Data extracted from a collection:
/---

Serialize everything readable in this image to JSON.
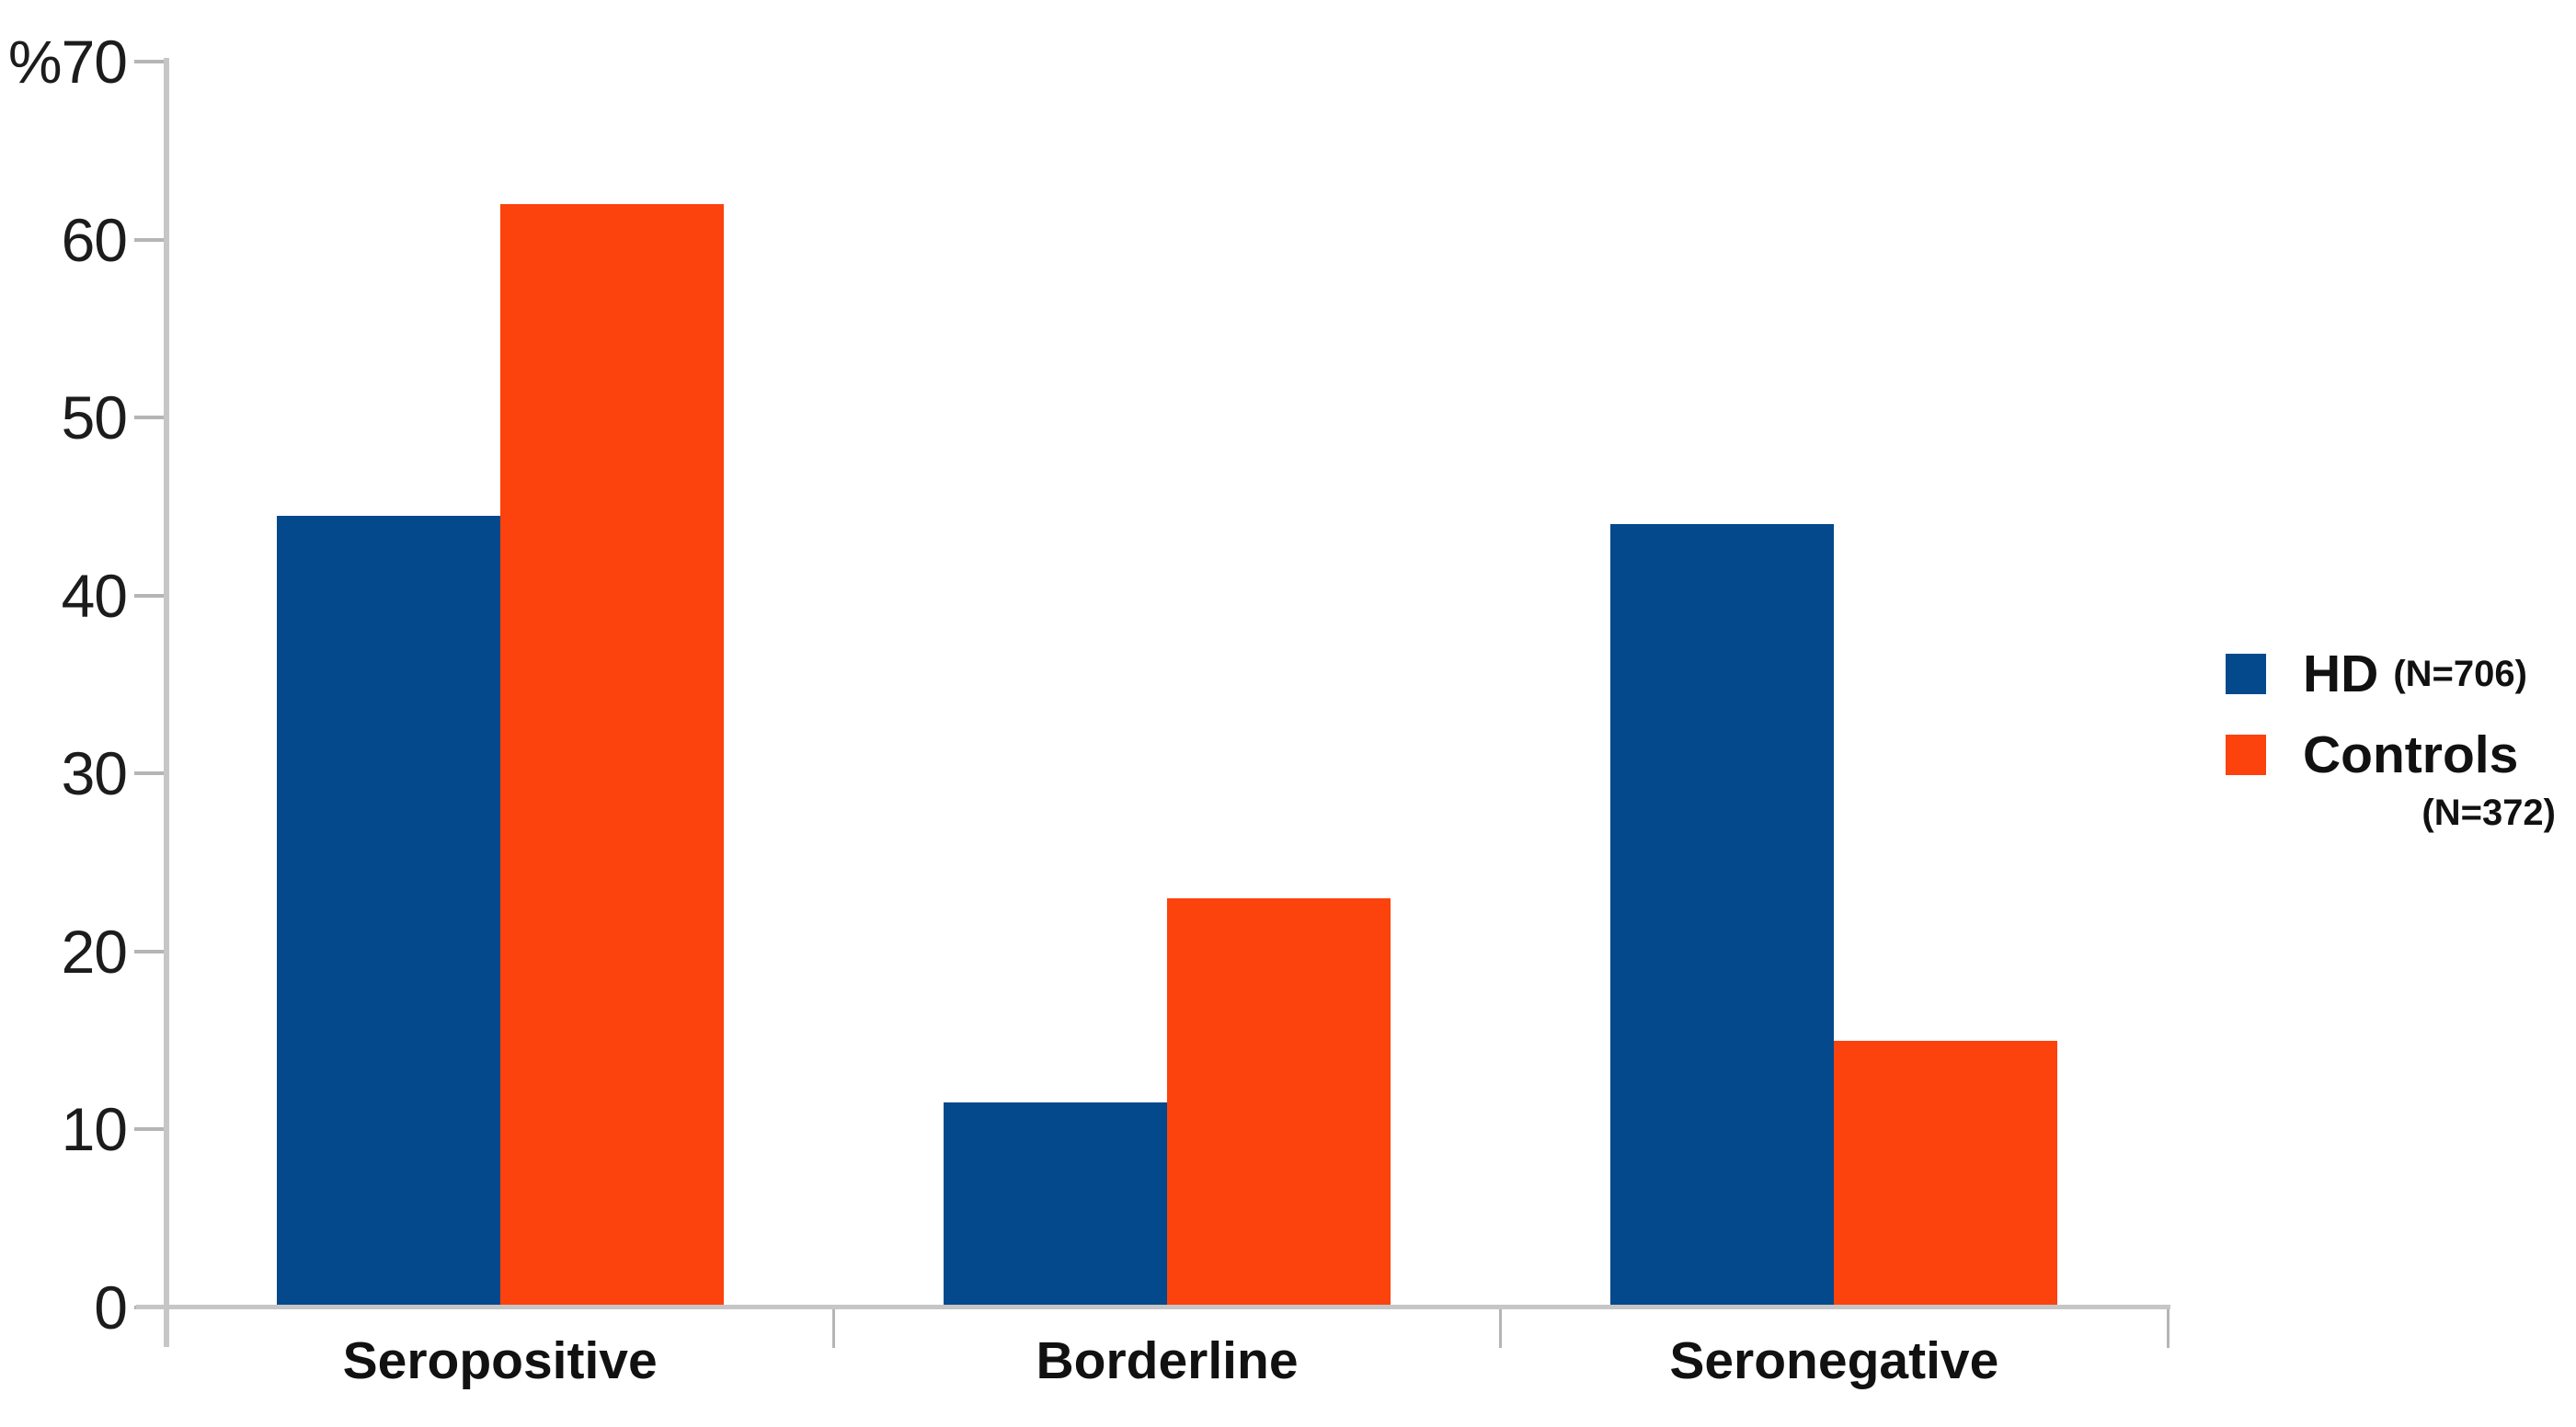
{
  "chart_data": {
    "type": "bar",
    "title": "",
    "y_axis_unit": "%",
    "categories": [
      "Seropositive",
      "Borderline",
      "Seronegative"
    ],
    "series": [
      {
        "name": "HD",
        "n_label": "(N=706)",
        "color": "#03498C",
        "values": [
          44.5,
          11.5,
          44
        ]
      },
      {
        "name": "Controls",
        "n_label": "(N=372)",
        "color": "#FC420D",
        "values": [
          62,
          23,
          15
        ]
      }
    ],
    "ylim": [
      0,
      70
    ],
    "ytick_interval": 10,
    "ytick_labels": [
      "0",
      "10",
      "20",
      "30",
      "40",
      "50",
      "60",
      "%70"
    ],
    "grid": false,
    "legend_position": "right",
    "axis_color": "#c6c6c6",
    "tick_color": "#b5b5b5",
    "text_color": "#1c1c1c"
  }
}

\---

Required work:
Reproduce the entries above word for word. Pictures stay out.

Response:
Serialize everything readable in this image to JSON.
{
  "chart_data": {
    "type": "bar",
    "title": "",
    "y_axis_unit": "%",
    "categories": [
      "Seropositive",
      "Borderline",
      "Seronegative"
    ],
    "series": [
      {
        "name": "HD",
        "n_label": "(N=706)",
        "color": "#03498C",
        "values": [
          44.5,
          11.5,
          44
        ]
      },
      {
        "name": "Controls",
        "n_label": "(N=372)",
        "color": "#FC420D",
        "values": [
          62,
          23,
          15
        ]
      }
    ],
    "ylim": [
      0,
      70
    ],
    "ytick_interval": 10,
    "ytick_labels": [
      "0",
      "10",
      "20",
      "30",
      "40",
      "50",
      "60",
      "%70"
    ],
    "grid": false,
    "legend_position": "right",
    "axis_color": "#c6c6c6",
    "tick_color": "#b5b5b5",
    "text_color": "#1c1c1c"
  }
}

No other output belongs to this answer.